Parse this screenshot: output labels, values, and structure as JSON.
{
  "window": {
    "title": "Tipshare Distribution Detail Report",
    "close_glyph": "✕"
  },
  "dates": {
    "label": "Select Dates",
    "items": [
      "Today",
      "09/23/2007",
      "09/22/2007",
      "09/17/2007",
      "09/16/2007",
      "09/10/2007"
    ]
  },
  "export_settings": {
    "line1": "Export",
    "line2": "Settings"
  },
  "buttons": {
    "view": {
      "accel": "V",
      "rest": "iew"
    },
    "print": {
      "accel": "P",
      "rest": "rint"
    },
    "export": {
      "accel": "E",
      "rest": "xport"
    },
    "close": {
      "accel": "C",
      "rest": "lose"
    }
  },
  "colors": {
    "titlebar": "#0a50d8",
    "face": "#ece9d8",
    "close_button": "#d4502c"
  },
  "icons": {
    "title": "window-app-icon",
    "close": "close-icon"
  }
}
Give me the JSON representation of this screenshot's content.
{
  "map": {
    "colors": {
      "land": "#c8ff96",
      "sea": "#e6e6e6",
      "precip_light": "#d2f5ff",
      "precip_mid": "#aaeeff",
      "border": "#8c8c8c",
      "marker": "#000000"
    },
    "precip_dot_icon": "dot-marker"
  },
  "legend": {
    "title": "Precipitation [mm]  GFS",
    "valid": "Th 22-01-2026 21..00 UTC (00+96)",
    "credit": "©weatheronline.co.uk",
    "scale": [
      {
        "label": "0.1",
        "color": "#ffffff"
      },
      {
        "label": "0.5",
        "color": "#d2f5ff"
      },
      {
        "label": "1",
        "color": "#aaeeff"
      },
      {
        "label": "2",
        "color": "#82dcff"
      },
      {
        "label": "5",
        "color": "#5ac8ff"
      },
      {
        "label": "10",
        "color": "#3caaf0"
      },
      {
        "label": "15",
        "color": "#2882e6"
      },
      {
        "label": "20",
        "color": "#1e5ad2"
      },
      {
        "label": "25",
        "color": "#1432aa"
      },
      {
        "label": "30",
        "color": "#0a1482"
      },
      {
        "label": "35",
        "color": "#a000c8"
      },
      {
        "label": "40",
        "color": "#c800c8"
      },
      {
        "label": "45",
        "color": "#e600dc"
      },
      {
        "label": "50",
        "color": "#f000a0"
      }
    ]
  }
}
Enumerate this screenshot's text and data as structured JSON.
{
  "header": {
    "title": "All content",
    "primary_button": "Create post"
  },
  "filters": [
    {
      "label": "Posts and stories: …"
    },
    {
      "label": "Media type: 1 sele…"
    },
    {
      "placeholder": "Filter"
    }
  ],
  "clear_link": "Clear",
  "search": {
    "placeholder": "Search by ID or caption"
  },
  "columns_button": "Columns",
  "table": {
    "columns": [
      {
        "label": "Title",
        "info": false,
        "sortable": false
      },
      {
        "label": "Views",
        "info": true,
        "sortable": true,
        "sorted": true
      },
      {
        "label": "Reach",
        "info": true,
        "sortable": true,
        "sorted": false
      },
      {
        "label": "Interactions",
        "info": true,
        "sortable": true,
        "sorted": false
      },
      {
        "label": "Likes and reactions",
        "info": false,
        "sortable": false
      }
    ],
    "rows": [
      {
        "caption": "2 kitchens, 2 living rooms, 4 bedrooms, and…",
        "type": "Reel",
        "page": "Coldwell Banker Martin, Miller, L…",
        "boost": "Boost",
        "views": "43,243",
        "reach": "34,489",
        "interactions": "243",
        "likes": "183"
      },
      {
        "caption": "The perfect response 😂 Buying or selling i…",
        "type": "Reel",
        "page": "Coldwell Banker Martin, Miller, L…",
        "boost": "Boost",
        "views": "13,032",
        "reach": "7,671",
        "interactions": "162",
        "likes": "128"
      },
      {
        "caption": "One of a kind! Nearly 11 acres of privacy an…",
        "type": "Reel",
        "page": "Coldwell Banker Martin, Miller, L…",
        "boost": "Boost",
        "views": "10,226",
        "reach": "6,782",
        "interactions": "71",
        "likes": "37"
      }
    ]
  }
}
• • • • • • •
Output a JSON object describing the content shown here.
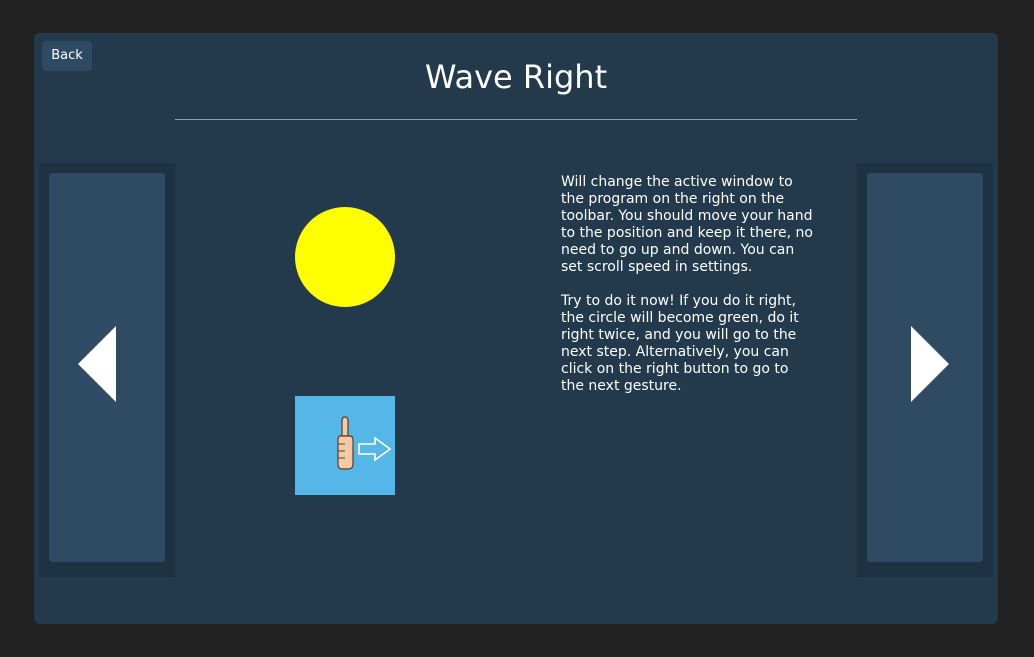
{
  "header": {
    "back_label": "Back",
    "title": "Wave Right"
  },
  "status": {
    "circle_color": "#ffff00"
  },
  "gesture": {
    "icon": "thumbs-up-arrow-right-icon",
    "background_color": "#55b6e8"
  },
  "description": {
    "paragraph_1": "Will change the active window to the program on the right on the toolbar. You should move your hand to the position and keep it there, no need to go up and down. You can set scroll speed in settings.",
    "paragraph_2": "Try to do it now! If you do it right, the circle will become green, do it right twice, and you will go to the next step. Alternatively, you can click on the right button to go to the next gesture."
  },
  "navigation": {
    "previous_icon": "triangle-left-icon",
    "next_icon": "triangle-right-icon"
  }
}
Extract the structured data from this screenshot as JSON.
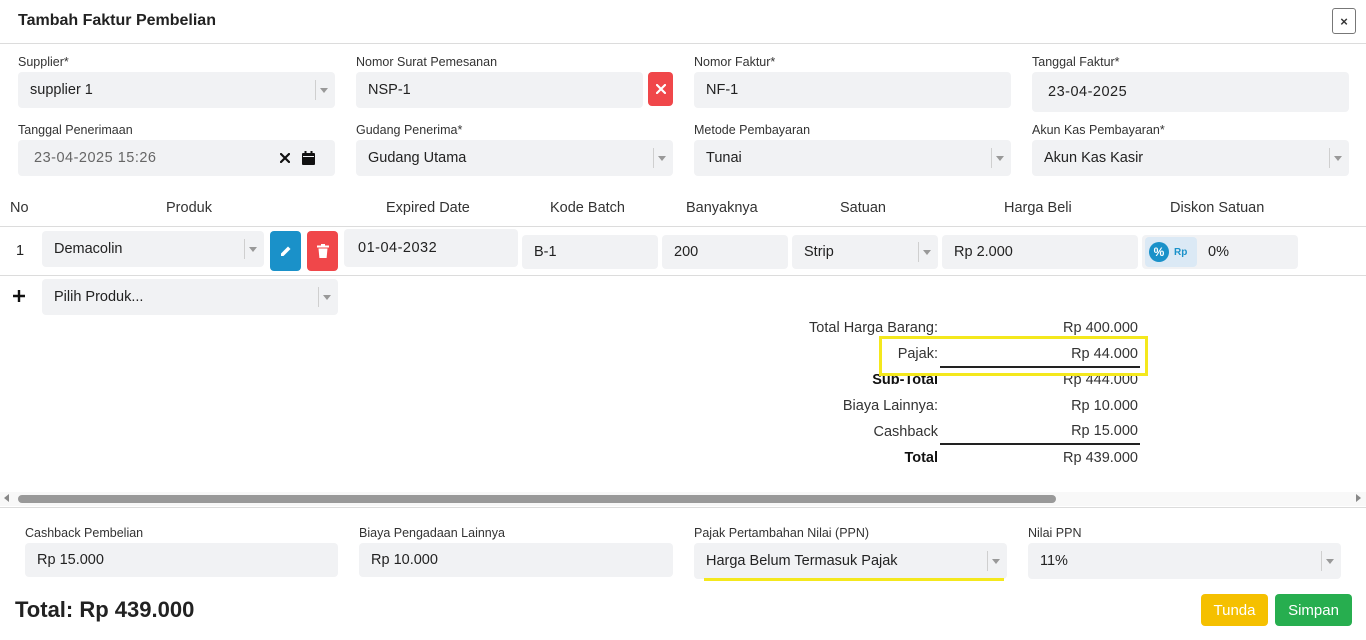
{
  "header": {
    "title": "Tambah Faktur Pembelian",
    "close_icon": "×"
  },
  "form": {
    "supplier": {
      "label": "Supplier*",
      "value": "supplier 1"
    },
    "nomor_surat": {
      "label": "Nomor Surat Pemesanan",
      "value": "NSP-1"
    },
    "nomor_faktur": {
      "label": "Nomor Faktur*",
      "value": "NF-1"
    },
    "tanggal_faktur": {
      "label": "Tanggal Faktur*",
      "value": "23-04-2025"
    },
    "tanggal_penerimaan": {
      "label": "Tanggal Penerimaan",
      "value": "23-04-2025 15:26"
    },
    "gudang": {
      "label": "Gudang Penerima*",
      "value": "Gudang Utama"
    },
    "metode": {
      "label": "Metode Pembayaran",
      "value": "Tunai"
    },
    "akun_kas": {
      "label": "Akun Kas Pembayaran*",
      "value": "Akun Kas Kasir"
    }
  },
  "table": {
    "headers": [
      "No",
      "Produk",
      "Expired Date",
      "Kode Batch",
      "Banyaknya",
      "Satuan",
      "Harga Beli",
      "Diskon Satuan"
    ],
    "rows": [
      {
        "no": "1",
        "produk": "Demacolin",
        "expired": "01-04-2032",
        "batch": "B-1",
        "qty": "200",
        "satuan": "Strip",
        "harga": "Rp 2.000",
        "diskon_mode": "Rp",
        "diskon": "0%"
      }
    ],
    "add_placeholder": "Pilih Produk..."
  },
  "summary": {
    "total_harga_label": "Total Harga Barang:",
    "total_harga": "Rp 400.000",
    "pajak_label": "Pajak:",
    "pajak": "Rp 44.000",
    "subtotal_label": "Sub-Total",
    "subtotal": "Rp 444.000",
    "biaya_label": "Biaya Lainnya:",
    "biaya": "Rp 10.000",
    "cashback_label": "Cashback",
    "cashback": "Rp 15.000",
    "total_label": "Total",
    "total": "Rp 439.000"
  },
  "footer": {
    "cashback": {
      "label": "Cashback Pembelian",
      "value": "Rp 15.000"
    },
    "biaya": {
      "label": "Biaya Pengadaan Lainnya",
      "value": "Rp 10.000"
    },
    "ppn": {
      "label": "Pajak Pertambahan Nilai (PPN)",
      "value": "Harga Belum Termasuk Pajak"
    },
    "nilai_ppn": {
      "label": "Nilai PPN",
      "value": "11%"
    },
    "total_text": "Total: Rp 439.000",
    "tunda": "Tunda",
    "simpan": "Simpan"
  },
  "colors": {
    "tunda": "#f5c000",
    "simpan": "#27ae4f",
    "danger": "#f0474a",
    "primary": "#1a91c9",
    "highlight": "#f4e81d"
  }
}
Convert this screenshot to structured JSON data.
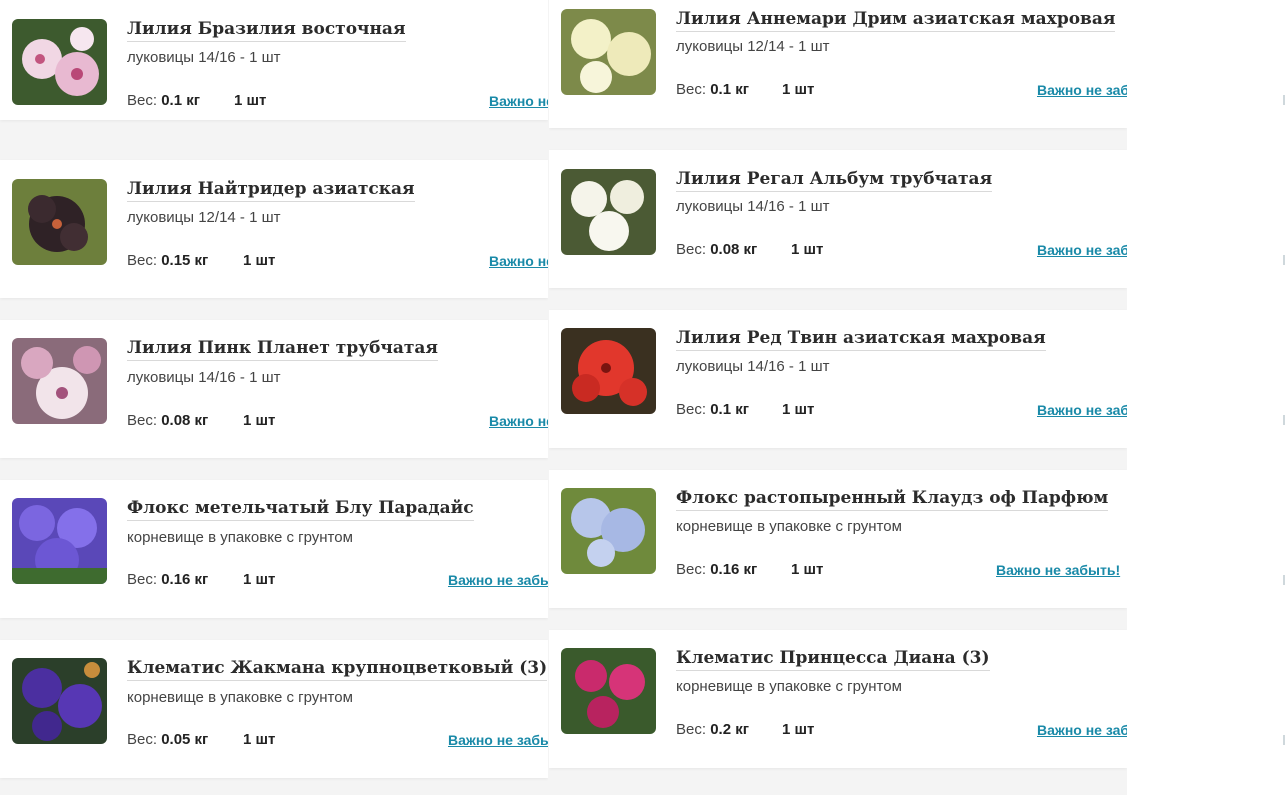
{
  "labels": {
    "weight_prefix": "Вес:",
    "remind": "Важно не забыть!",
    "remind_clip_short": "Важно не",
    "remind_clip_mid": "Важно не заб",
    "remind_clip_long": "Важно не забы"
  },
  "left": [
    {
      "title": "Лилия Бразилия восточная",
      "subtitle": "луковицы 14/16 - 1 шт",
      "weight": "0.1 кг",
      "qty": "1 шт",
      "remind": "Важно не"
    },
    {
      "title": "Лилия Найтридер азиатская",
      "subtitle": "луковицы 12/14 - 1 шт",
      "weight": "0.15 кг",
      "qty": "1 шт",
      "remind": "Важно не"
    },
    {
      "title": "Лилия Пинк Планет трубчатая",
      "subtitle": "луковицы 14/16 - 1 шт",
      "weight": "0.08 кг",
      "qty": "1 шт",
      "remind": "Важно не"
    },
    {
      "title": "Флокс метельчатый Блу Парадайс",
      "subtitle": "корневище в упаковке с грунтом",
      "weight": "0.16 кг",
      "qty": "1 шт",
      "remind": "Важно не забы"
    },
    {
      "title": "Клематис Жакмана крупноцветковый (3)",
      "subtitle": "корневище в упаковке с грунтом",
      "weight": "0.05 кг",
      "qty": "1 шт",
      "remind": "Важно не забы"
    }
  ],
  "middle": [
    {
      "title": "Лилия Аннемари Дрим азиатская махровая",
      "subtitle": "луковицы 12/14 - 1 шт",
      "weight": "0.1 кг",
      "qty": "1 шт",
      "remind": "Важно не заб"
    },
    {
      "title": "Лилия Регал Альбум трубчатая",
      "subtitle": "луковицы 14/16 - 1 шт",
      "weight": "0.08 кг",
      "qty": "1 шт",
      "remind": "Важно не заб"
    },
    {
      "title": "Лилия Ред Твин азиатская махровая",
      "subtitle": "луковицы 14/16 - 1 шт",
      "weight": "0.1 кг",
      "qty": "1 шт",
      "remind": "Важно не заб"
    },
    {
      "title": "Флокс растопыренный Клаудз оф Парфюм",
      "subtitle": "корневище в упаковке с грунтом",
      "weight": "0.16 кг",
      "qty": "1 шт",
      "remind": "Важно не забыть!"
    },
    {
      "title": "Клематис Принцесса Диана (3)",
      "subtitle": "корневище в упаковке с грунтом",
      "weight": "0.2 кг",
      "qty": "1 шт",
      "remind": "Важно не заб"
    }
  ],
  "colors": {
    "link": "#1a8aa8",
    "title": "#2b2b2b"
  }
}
• • • • • • •
**Given task:** For each line of the listing that holds the word "JSON", show that line.

**Solved exercise:**
Parse this screenshot: output labels, values, and structure as JSON.
Give me the JSON representation of this screenshot's content.
Enumerate this screenshot's text and data as structured JSON.
Output a JSON object describing the content shown here.
Extract the structured data from this screenshot as JSON.
Convert this screenshot to structured JSON data.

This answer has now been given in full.